→ **Prompt**
Give the number of lines in the data that hold the word "shalat", and nothing else.

Saved entries:

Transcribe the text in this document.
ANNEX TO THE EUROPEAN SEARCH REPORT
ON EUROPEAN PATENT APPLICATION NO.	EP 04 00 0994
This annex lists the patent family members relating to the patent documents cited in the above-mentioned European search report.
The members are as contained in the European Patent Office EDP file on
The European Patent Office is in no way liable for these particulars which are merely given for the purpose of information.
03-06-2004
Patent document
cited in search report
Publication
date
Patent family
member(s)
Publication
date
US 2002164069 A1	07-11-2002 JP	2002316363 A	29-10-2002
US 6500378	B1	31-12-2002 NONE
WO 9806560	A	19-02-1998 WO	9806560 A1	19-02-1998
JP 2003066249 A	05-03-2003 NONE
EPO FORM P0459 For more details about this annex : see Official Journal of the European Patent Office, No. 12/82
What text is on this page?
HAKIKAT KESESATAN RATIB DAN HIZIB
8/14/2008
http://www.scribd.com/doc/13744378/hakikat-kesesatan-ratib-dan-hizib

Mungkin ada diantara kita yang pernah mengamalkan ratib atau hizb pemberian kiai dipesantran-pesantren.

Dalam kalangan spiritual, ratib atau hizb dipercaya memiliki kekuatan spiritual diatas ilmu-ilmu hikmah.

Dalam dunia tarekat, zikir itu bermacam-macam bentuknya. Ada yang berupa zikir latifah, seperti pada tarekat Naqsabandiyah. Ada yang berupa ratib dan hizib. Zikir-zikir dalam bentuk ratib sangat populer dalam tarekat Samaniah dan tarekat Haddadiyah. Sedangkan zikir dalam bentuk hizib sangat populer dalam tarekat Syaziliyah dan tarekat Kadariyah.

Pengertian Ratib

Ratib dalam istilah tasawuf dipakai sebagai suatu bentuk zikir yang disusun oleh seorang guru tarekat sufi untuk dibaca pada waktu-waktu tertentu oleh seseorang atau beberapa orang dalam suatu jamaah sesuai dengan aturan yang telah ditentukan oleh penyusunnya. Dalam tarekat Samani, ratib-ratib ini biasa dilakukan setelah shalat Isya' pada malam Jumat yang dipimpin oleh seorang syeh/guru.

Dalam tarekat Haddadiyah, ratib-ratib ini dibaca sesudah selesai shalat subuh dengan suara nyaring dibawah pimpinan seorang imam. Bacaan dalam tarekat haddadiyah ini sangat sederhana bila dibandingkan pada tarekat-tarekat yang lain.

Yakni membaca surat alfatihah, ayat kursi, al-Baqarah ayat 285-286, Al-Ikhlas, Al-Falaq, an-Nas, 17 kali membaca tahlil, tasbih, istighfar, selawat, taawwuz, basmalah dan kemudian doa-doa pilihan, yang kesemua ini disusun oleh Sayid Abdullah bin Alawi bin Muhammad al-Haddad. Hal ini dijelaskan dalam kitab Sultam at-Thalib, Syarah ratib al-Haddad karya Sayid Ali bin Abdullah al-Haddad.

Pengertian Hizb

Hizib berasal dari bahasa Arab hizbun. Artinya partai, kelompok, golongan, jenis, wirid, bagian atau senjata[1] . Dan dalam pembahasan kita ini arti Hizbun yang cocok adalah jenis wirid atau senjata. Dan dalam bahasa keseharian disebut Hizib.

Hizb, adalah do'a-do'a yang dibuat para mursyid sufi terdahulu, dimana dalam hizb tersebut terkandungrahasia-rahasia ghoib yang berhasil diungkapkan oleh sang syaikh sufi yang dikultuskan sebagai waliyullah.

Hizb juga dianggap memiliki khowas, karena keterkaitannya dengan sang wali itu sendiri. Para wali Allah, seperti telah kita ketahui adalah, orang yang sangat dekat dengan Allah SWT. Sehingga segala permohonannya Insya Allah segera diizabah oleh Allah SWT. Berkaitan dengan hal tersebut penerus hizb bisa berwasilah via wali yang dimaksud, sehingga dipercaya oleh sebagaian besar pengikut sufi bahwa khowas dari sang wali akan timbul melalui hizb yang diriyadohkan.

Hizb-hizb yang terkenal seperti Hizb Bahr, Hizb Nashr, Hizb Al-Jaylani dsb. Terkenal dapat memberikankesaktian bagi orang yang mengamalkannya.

→ **Answer to this exercise**
2